* [Source material]
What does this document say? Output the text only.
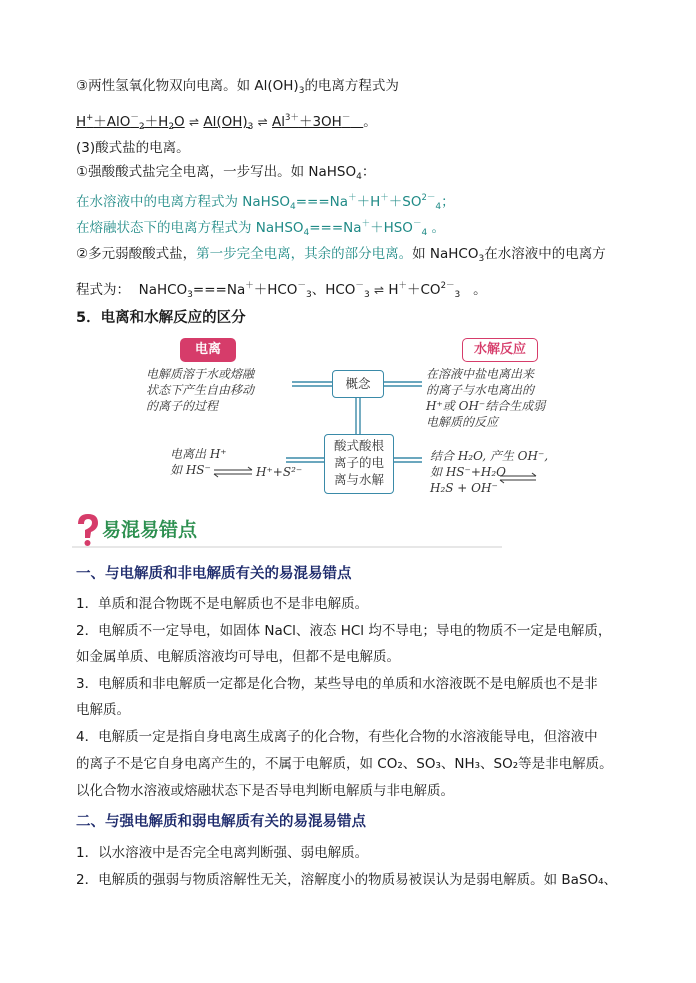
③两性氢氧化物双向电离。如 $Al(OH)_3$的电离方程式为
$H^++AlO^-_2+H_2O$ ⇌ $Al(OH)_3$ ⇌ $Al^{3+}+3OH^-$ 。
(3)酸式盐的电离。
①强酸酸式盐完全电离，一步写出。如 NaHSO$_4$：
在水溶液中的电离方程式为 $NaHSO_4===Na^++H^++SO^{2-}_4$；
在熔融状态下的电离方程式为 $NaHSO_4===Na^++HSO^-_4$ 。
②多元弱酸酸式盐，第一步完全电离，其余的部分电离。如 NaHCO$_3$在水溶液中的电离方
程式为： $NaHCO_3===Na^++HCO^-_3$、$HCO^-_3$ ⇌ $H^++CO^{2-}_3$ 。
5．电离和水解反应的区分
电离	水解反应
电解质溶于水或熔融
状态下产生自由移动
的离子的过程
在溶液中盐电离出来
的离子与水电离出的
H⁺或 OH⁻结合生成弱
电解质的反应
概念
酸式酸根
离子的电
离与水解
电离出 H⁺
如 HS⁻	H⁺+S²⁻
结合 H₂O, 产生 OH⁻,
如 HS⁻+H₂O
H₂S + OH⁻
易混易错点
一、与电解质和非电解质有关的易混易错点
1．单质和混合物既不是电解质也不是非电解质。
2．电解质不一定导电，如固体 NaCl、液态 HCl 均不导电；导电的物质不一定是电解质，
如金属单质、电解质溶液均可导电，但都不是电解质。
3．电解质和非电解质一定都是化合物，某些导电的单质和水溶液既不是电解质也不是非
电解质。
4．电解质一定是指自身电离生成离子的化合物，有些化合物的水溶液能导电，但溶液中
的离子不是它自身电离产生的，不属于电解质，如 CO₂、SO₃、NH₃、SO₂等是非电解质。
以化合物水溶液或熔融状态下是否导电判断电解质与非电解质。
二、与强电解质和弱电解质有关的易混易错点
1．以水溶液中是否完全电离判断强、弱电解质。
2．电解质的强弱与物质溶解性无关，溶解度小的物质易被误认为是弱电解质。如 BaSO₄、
* * *
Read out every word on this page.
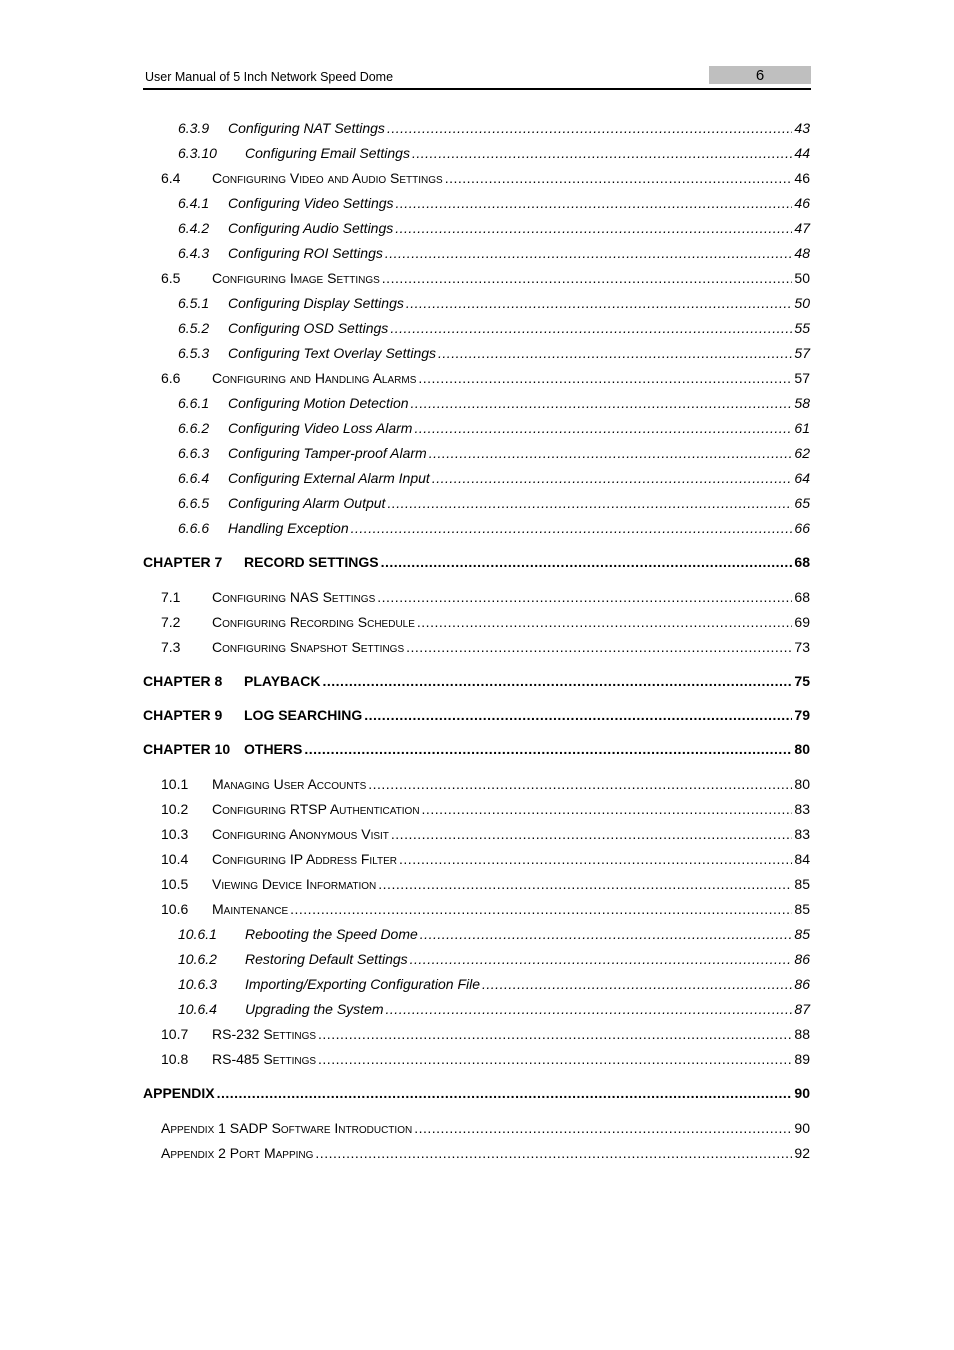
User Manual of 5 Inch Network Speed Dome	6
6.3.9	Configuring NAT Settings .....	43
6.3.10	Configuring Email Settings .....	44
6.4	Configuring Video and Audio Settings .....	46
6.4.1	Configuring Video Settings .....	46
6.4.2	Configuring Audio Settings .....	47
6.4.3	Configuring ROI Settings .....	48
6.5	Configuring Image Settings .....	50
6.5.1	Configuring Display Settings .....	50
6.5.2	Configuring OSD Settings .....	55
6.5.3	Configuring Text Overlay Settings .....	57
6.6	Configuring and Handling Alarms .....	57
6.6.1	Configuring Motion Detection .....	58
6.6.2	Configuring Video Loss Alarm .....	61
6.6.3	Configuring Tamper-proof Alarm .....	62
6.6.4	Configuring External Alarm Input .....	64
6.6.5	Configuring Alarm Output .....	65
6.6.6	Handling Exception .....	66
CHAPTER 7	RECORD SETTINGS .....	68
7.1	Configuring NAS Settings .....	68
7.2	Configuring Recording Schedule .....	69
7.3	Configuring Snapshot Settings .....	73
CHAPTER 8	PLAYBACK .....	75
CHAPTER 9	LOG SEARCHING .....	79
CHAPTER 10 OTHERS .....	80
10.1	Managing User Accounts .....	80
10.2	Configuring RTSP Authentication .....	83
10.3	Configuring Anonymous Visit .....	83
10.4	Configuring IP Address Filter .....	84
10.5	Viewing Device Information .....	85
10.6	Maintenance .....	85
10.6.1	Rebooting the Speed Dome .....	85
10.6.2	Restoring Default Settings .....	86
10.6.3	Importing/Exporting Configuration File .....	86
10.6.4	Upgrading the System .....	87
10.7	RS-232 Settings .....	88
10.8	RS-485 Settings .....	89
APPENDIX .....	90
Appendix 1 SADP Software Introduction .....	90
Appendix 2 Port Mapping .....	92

* [Goal]
Gather up the lines containing the word "Dome" from these records and copy them.

* [Expected answer]
User Manual of 5 Inch Network Speed Dome	6
10.6.1	Rebooting the Speed Dome .....	85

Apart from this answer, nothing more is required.